**Set exercise**. All of the data should be output character for character, except the pictures.

[Data records]
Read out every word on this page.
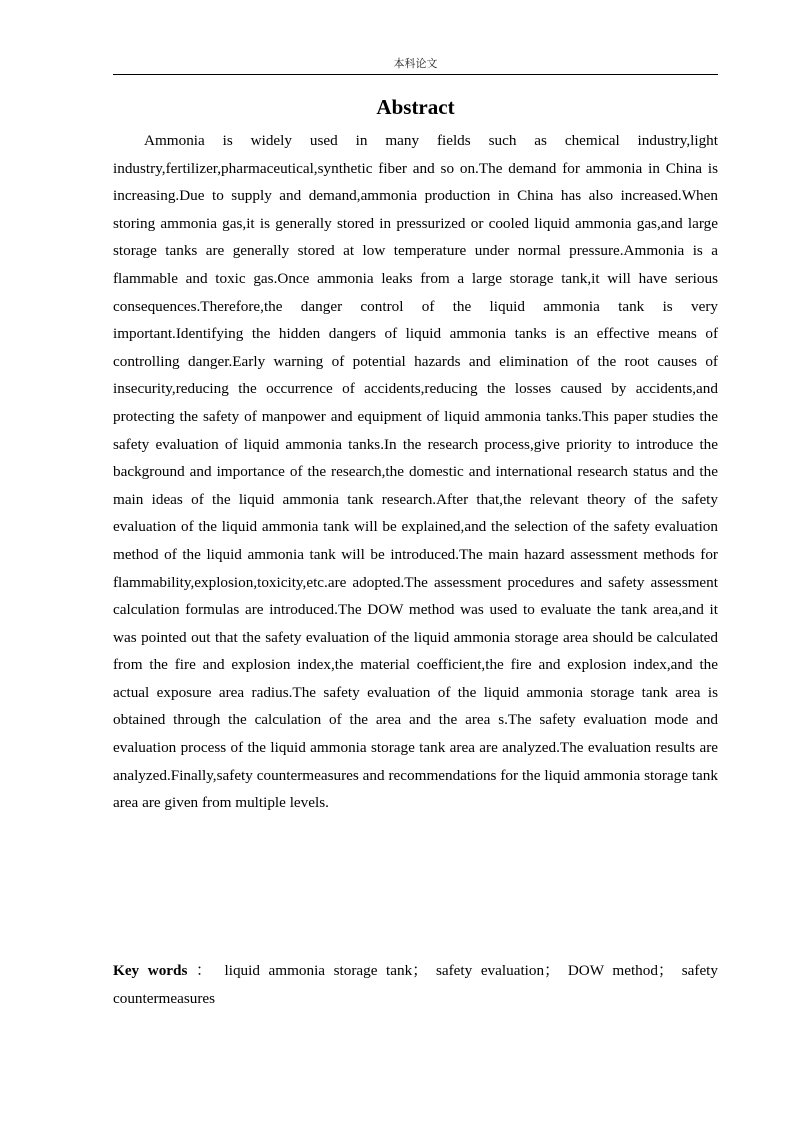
本科论文
Abstract

Ammonia is widely used in many fields such as chemical industry,light industry,fertilizer,pharmaceutical,synthetic fiber and so on.The demand for ammonia in China is increasing.Due to supply and demand,ammonia production in China has also increased.When storing ammonia gas,it is generally stored in pressurized or cooled liquid ammonia gas,and large storage tanks are generally stored at low temperature under normal pressure.Ammonia is a flammable and toxic gas.Once ammonia leaks from a large storage tank,it will have serious consequences.Therefore,the danger control of the liquid ammonia tank is very important.Identifying the hidden dangers of liquid ammonia tanks is an effective means of controlling danger.Early warning of potential hazards and elimination of the root causes of insecurity,reducing the occurrence of accidents,reducing the losses caused by accidents,and protecting the safety of manpower and equipment of liquid ammonia tanks.This paper studies the safety evaluation of liquid ammonia tanks.In the research process,give priority to introduce the background and importance of the research,the domestic and international research status and the main ideas of the liquid ammonia tank research.After that,the relevant theory of the safety evaluation of the liquid ammonia tank will be explained,and the selection of the safety evaluation method of the liquid ammonia tank will be introduced.The main hazard assessment methods for flammability,explosion,toxicity,etc.are adopted.The assessment procedures and safety assessment calculation formulas are introduced.The DOW method was used to evaluate the tank area,and it was pointed out that the safety evaluation of the liquid ammonia storage area should be calculated from the fire and explosion index,the material coefficient,the fire and explosion index,and the actual exposure area radius.The safety evaluation of the liquid ammonia storage tank area is obtained through the calculation of the area and the area s.The safety evaluation mode and evaluation process of the liquid ammonia storage tank area are analyzed.The evaluation results are analyzed.Finally,safety countermeasures and recommendations for the liquid ammonia storage tank area are given from multiple levels.

Key words ： liquid ammonia storage tank； safety evaluation； DOW method； safety countermeasures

**Full response**.
Read out every word on this page.
本科论文
Abstract

Ammonia is widely used in many fields such as chemical industry,light industry,fertilizer,pharmaceutical,synthetic fiber and so on.The demand for ammonia in China is increasing.Due to supply and demand,ammonia production in China has also increased.When storing ammonia gas,it is generally stored in pressurized or cooled liquid ammonia gas,and large storage tanks are generally stored at low temperature under normal pressure.Ammonia is a flammable and toxic gas.Once ammonia leaks from a large storage tank,it will have serious consequences.Therefore,the danger control of the liquid ammonia tank is very important.Identifying the hidden dangers of liquid ammonia tanks is an effective means of controlling danger.Early warning of potential hazards and elimination of the root causes of insecurity,reducing the occurrence of accidents,reducing the losses caused by accidents,and protecting the safety of manpower and equipment of liquid ammonia tanks.This paper studies the safety evaluation of liquid ammonia tanks.In the research process,give priority to introduce the background and importance of the research,the domestic and international research status and the main ideas of the liquid ammonia tank research.After that,the relevant theory of the safety evaluation of the liquid ammonia tank will be explained,and the selection of the safety evaluation method of the liquid ammonia tank will be introduced.The main hazard assessment methods for flammability,explosion,toxicity,etc.are adopted.The assessment procedures and safety assessment calculation formulas are introduced.The DOW method was used to evaluate the tank area,and it was pointed out that the safety evaluation of the liquid ammonia storage area should be calculated from the fire and explosion index,the material coefficient,the fire and explosion index,and the actual exposure area radius.The safety evaluation of the liquid ammonia storage tank area is obtained through the calculation of the area and the area s.The safety evaluation mode and evaluation process of the liquid ammonia storage tank area are analyzed.The evaluation results are analyzed.Finally,safety countermeasures and recommendations for the liquid ammonia storage tank area are given from multiple levels.

Key words ： liquid ammonia storage tank； safety evaluation； DOW method； safety countermeasures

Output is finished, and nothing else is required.